[BEGIN Supplied material]

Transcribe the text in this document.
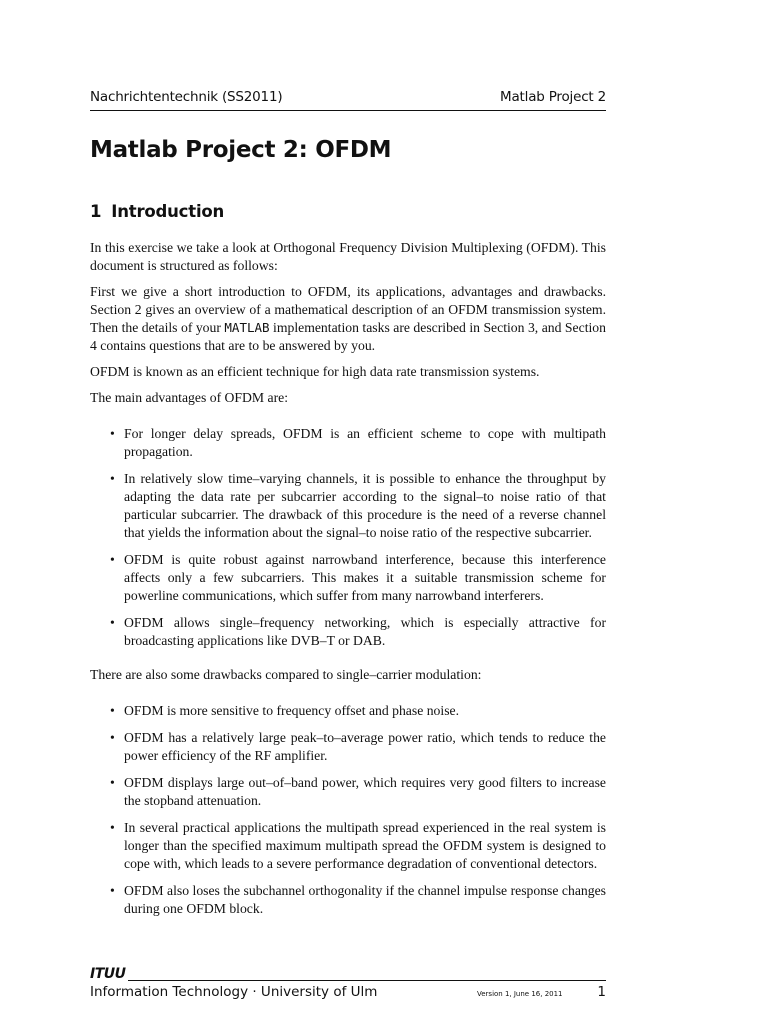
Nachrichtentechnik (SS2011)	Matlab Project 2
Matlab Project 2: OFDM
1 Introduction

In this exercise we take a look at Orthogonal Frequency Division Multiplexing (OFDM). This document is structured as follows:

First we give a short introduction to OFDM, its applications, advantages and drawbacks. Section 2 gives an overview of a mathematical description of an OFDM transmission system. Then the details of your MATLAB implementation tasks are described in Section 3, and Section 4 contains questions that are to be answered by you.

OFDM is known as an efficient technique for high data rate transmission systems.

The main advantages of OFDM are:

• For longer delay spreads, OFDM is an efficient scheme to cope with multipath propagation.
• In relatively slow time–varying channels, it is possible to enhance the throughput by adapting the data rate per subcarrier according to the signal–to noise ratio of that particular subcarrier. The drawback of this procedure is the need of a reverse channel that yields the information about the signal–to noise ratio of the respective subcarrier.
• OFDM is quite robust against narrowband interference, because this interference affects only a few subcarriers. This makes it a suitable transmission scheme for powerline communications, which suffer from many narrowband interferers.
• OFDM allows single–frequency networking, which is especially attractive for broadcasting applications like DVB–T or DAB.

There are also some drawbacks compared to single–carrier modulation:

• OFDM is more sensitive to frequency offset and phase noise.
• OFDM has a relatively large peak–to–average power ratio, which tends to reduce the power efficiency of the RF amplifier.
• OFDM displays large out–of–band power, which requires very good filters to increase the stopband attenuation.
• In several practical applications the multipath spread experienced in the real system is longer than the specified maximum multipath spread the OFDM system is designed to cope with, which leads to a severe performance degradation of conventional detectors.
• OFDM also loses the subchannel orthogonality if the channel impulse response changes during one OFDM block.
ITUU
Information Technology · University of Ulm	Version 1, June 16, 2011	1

[END Supplied material]

Description of the task: Copy all the entries word for word. Omit any pictures.

Task response:
Transcribe the text in this document.
Nachrichtentechnik (SS2011)	Matlab Project 2
Matlab Project 2: OFDM
1 Introduction

In this exercise we take a look at Orthogonal Frequency Division Multiplexing (OFDM). This document is structured as follows:

First we give a short introduction to OFDM, its applications, advantages and drawbacks. Section 2 gives an overview of a mathematical description of an OFDM transmission system. Then the details of your MATLAB implementation tasks are described in Section 3, and Section 4 contains questions that are to be answered by you.

OFDM is known as an efficient technique for high data rate transmission systems.

The main advantages of OFDM are:

• For longer delay spreads, OFDM is an efficient scheme to cope with multipath propagation.
• In relatively slow time–varying channels, it is possible to enhance the throughput by adapting the data rate per subcarrier according to the signal–to noise ratio of that particular subcarrier. The drawback of this procedure is the need of a reverse channel that yields the information about the signal–to noise ratio of the respective subcarrier.
• OFDM is quite robust against narrowband interference, because this interference affects only a few subcarriers. This makes it a suitable transmission scheme for powerline communications, which suffer from many narrowband interferers.
• OFDM allows single–frequency networking, which is especially attractive for broadcasting applications like DVB–T or DAB.

There are also some drawbacks compared to single–carrier modulation:

• OFDM is more sensitive to frequency offset and phase noise.
• OFDM has a relatively large peak–to–average power ratio, which tends to reduce the power efficiency of the RF amplifier.
• OFDM displays large out–of–band power, which requires very good filters to increase the stopband attenuation.
• In several practical applications the multipath spread experienced in the real system is longer than the specified maximum multipath spread the OFDM system is designed to cope with, which leads to a severe performance degradation of conventional detectors.
• OFDM also loses the subchannel orthogonality if the channel impulse response changes during one OFDM block.
ITUU
Information Technology · University of Ulm	Version 1, June 16, 2011	1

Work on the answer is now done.